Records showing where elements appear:
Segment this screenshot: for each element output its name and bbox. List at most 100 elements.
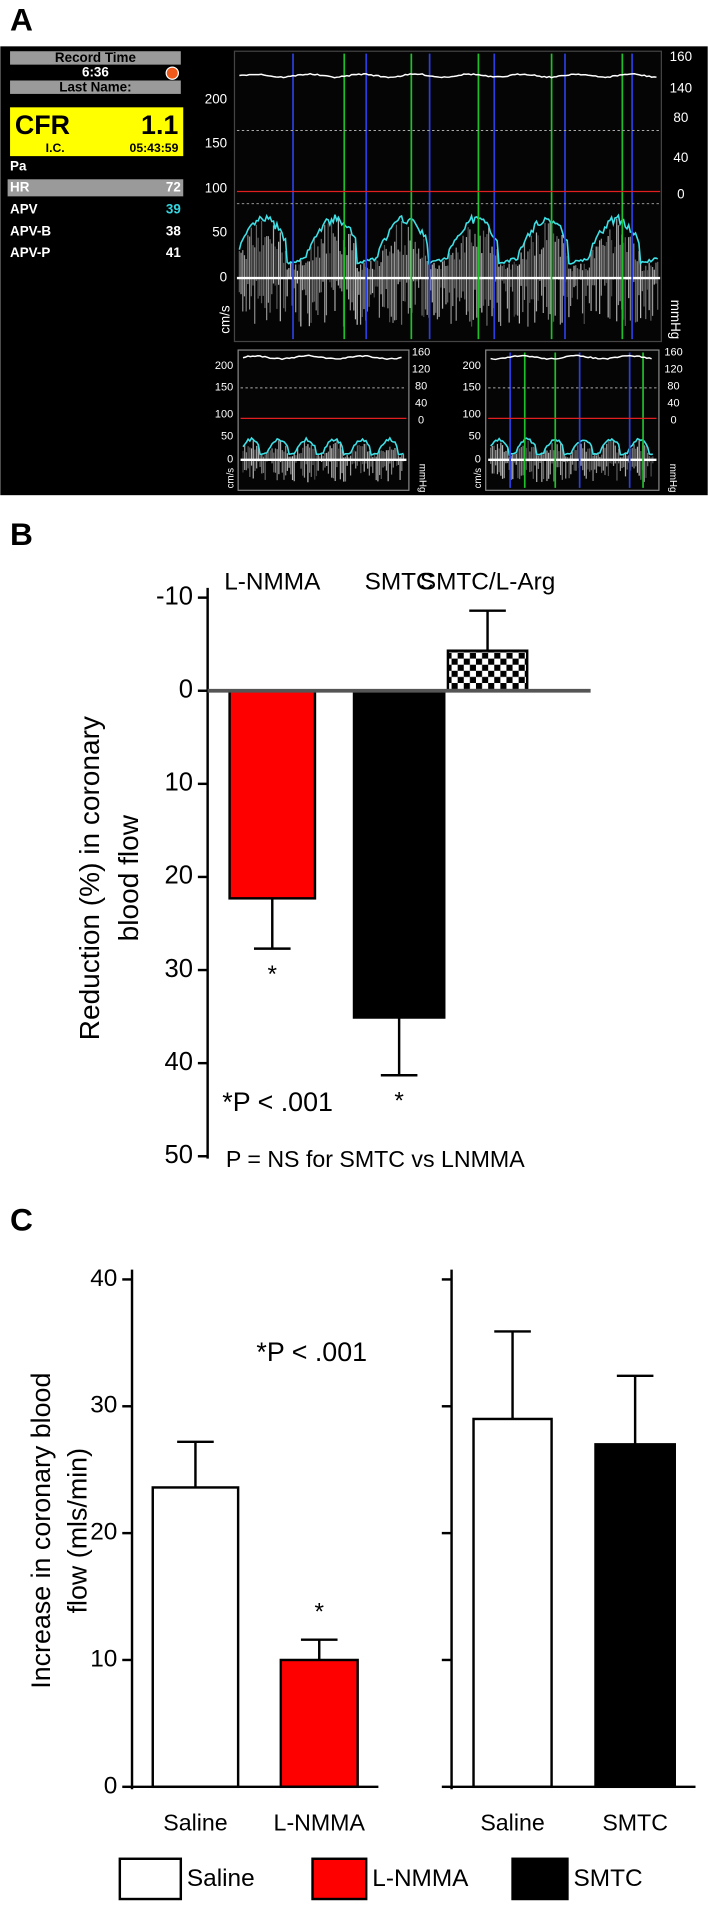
record-indicator (165, 66, 179, 80)
bar (352, 689, 446, 1019)
trace-tick-label: 100 (205, 181, 227, 196)
trace-tick-label: 80 (415, 381, 427, 393)
category-label: L-NMMA (224, 568, 321, 595)
trace-tick-label: 150 (215, 382, 233, 394)
y-tick-label: 10 (165, 769, 194, 797)
y-tick-label: 20 (165, 862, 194, 890)
bar (472, 1417, 553, 1789)
trace-tick-label: 100 (463, 409, 481, 421)
legend-label: SMTC (574, 1865, 643, 1892)
y-tick-label: 40 (90, 1265, 117, 1292)
monitor-screenshot: Record Time 6:36 Last Name: CFR 1.1 I.C.… (0, 46, 708, 496)
bar (594, 1443, 676, 1789)
trace-tick-label: 200 (215, 360, 233, 372)
category-label: SMTC (602, 1810, 668, 1836)
readout-bar (7, 179, 184, 197)
trace-tick-label: 80 (667, 381, 679, 393)
y-tick-label: 10 (90, 1645, 117, 1672)
pressure-trace (239, 72, 657, 79)
readout-value: 72 (166, 179, 181, 194)
y-tick-label: 50 (165, 1141, 194, 1169)
pressure-unit: mmHg (417, 464, 428, 493)
clock: 05:43:59 (130, 141, 179, 155)
pressure-unit: mmHg (668, 300, 683, 339)
inset-trace (237, 349, 410, 491)
record-time-bar (10, 51, 181, 65)
category-label: SMTC (365, 568, 434, 595)
last-name-bar (10, 80, 181, 94)
trace-tick-label: 200 (463, 360, 481, 372)
trace-tick-label: 0 (220, 270, 227, 285)
trace-tick-label: 0 (418, 415, 424, 427)
pressure-unit: mmHg (667, 464, 678, 493)
significance-marker: * (314, 1598, 324, 1625)
readout-value: 38 (166, 223, 181, 238)
trace-tick-label: 0 (670, 415, 676, 427)
readout-label: APV (10, 201, 38, 216)
cfr-value: 1.1 (141, 110, 178, 140)
doppler-trace (240, 354, 407, 483)
doppler-trace (488, 352, 657, 488)
readout-label: HR (10, 179, 30, 194)
readout-label: APV-B (10, 223, 51, 238)
bar-chart: 0 10 20 30 40 Saline * L-NMMA Increase in corona… (26, 1265, 379, 1836)
y-tick-label: 40 (165, 1048, 194, 1076)
bar (151, 1486, 240, 1789)
trace-tick-label: 50 (212, 225, 227, 240)
trace-tick-label: 150 (463, 382, 481, 394)
significance-marker: * (268, 961, 278, 988)
panel-label: B (10, 516, 33, 552)
velocity-unit: cm/s (217, 305, 232, 334)
trace-tick-label: 40 (415, 398, 427, 410)
category-label: L-NMMA (274, 1810, 366, 1836)
legend-label: Saline (187, 1865, 255, 1892)
trace-tick-label: 0 (227, 454, 233, 466)
pressure-trace (242, 354, 402, 361)
category-label: Saline (163, 1810, 227, 1836)
trace-tick-label: 120 (412, 363, 430, 375)
trace-tick-label: 50 (469, 431, 481, 443)
trace-tick-label: 140 (670, 81, 692, 96)
record-time-label: Record Time (55, 50, 136, 65)
category-label: Saline (480, 1810, 544, 1836)
y-axis-label: flow (mls/min) (63, 1448, 93, 1613)
y-tick-label: 0 (179, 676, 193, 704)
velocity-envelope (242, 436, 404, 457)
legend-swatch (118, 1857, 183, 1901)
pressure-trace (490, 354, 652, 361)
y-axis-label: Increase in coronary blood (26, 1373, 56, 1689)
y-tick-label: 30 (90, 1392, 117, 1419)
bar-chart: Saline SMTC (441, 1269, 696, 1836)
trace-tick-label: 0 (475, 454, 481, 466)
legend-label: L-NMMA (372, 1865, 469, 1892)
velocity-unit: cm/s (225, 468, 236, 489)
pa-label: Pa (10, 159, 27, 174)
category-label: SMTC/L-Arg (420, 568, 555, 595)
annotation: *P < .001 (256, 1337, 367, 1367)
y-tick-label: 0 (104, 1772, 118, 1799)
trace-tick-label: 150 (205, 135, 227, 150)
y-tick-label: -10 (156, 582, 193, 610)
legend-swatch (511, 1857, 569, 1901)
trace-tick-label: 0 (677, 187, 684, 202)
trace-tick-label: 120 (664, 363, 682, 375)
ic-label: I.C. (46, 141, 65, 155)
legend-swatch (311, 1857, 368, 1901)
last-name-label: Last Name: (59, 79, 131, 94)
y-tick-label: 30 (165, 955, 194, 983)
doppler-trace (236, 53, 661, 340)
trace-tick-label: 80 (673, 110, 688, 125)
bar (228, 689, 317, 900)
trace-tick-label: 40 (667, 398, 679, 410)
panel-label: C (10, 1201, 33, 1237)
trace-tick-label: 160 (670, 49, 692, 64)
y-tick-label: 20 (90, 1519, 117, 1546)
trace-tick-label: 50 (221, 431, 233, 443)
record-time: 6:36 (82, 65, 109, 80)
readout-value: 41 (166, 245, 181, 260)
y-axis-label: blood flow (113, 814, 144, 941)
velocity-unit: cm/s (473, 468, 484, 489)
trace-tick-label: 200 (205, 92, 227, 107)
annotation: *P < .001 (222, 1087, 333, 1117)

● PROBLEM REQUIREMENTS: Lay out every line of the records above as a numbered list, skipping blank lines and leaving out the pictures.

● COMPLETE RESPONSE:
1. Segment this screenshot: for each element output its name and bbox. List at most 100 elements.
2. record-indicator (165, 66, 179, 80)
3. bar (352, 689, 446, 1019)
4. trace-tick-label: 100 (205, 181, 227, 196)
5. trace-tick-label: 80 (415, 381, 427, 393)
6. category-label: L-NMMA (224, 568, 321, 595)
7. trace-tick-label: 150 (215, 382, 233, 394)
8. y-tick-label: 10 (165, 769, 194, 797)
9. y-tick-label: 20 (165, 862, 194, 890)
10. bar (472, 1417, 553, 1789)
11. trace-tick-label: 100 (463, 409, 481, 421)
12. legend-label: SMTC (574, 1865, 643, 1892)
13. y-tick-label: 40 (90, 1265, 117, 1292)
14. monitor-screenshot: Record Time 6:36 Last Name: CFR 1.1 I.C.… (0, 46, 708, 496)
15. bar (594, 1443, 676, 1789)
16. trace-tick-label: 200 (215, 360, 233, 372)
17. category-label: SMTC (602, 1810, 668, 1836)
18. readout-bar (7, 179, 184, 197)
19. trace-tick-label: 80 (667, 381, 679, 393)
20. y-tick-label: 10 (90, 1645, 117, 1672)
21. pressure-trace (239, 72, 657, 79)
22. readout-value: 72 (166, 179, 181, 194)
23. y-tick-label: 50 (165, 1141, 194, 1169)
24. pressure-unit: mmHg (417, 464, 428, 493)
25. clock: 05:43:59 (130, 141, 179, 155)
26. pressure-unit: mmHg (668, 300, 683, 339)
27. inset-trace (237, 349, 410, 491)
28. record-time-bar (10, 51, 181, 65)
29. category-label: SMTC (365, 568, 434, 595)
30. last-name-bar (10, 80, 181, 94)
31. trace-tick-label: 200 (463, 360, 481, 372)
32. trace-tick-label: 0 (220, 270, 227, 285)
33. trace-tick-label: 0 (418, 415, 424, 427)
34. pressure-unit: mmHg (667, 464, 678, 493)
35. significance-marker: * (314, 1598, 324, 1625)
36. readout-value: 38 (166, 223, 181, 238)
37. trace-tick-label: 0 (670, 415, 676, 427)
38. readout-label: APV (10, 201, 38, 216)
39. cfr-value: 1.1 (141, 110, 178, 140)
40. doppler-trace (240, 354, 407, 483)
41. doppler-trace (488, 352, 657, 488)
42. readout-label: HR (10, 179, 30, 194)
43. readout-label: APV-B (10, 223, 51, 238)
44. bar-chart: 0 10 20 30 40 Saline * L-NMMA Increase in corona… (26, 1265, 379, 1836)
45. y-tick-label: 40 (165, 1048, 194, 1076)
46. bar (151, 1486, 240, 1789)
47. trace-tick-label: 50 (212, 225, 227, 240)
48. trace-tick-label: 150 (463, 382, 481, 394)
49. significance-marker: * (268, 961, 278, 988)
50. panel-label: B (10, 516, 33, 552)
51. velocity-unit: cm/s (217, 305, 232, 334)
52. trace-tick-label: 40 (415, 398, 427, 410)
53. category-label: L-NMMA (274, 1810, 366, 1836)
54. legend-label: Saline (187, 1865, 255, 1892)
55. trace-tick-label: 0 (227, 454, 233, 466)
56. pressure-trace (242, 354, 402, 361)
57. category-label: Saline (163, 1810, 227, 1836)
58. trace-tick-label: 120 (412, 363, 430, 375)
59. trace-tick-label: 50 (469, 431, 481, 443)
60. trace-tick-label: 140 (670, 81, 692, 96)
61. record-time-label: Record Time (55, 50, 136, 65)
62. category-label: Saline (480, 1810, 544, 1836)
63. y-axis-label: flow (mls/min) (63, 1448, 93, 1613)
64. y-tick-label: 0 (179, 676, 193, 704)
65. velocity-envelope (242, 436, 404, 457)
66. legend-swatch (118, 1857, 183, 1901)
67. pressure-trace (490, 354, 652, 361)
68. y-axis-label: Increase in coronary blood (26, 1373, 56, 1689)
69. y-tick-label: 30 (90, 1392, 117, 1419)
70. bar-chart: Saline SMTC (441, 1269, 696, 1836)
71. trace-tick-label: 0 (475, 454, 481, 466)
72. legend-label: L-NMMA (372, 1865, 469, 1892)
73. velocity-unit: cm/s (225, 468, 236, 489)
74. pa-label: Pa (10, 159, 27, 174)
75. category-label: SMTC/L-Arg (420, 568, 555, 595)
76. annotation: *P < .001 (256, 1337, 367, 1367)
77. y-tick-label: 0 (104, 1772, 118, 1799)
78. trace-tick-label: 150 (205, 135, 227, 150)
79. y-tick-label: -10 (156, 582, 193, 610)
80. legend-swatch (511, 1857, 569, 1901)
81. trace-tick-label: 0 (677, 187, 684, 202)
82. trace-tick-label: 120 (664, 363, 682, 375)
83. ic-label: I.C. (46, 141, 65, 155)
84. legend-swatch (311, 1857, 368, 1901)
85. last-name-label: Last Name: (59, 79, 131, 94)
86. y-tick-label: 30 (165, 955, 194, 983)
87. doppler-trace (236, 53, 661, 340)
88. trace-tick-label: 80 (673, 110, 688, 125)
89. bar (228, 689, 317, 900)
90. trace-tick-label: 40 (667, 398, 679, 410)
91. panel-label: C (10, 1201, 33, 1237)
92. trace-tick-label: 160 (670, 49, 692, 64)
93. y-tick-label: 20 (90, 1519, 117, 1546)
94. trace-tick-label: 50 (221, 431, 233, 443)
95. record-time: 6:36 (82, 65, 109, 80)
96. readout-value: 41 (166, 245, 181, 260)
97. y-axis-label: blood flow (113, 814, 144, 941)
98. velocity-unit: cm/s (473, 468, 484, 489)
99. trace-tick-label: 200 (205, 92, 227, 107)
100. annotation: *P < .001 (222, 1087, 333, 1117)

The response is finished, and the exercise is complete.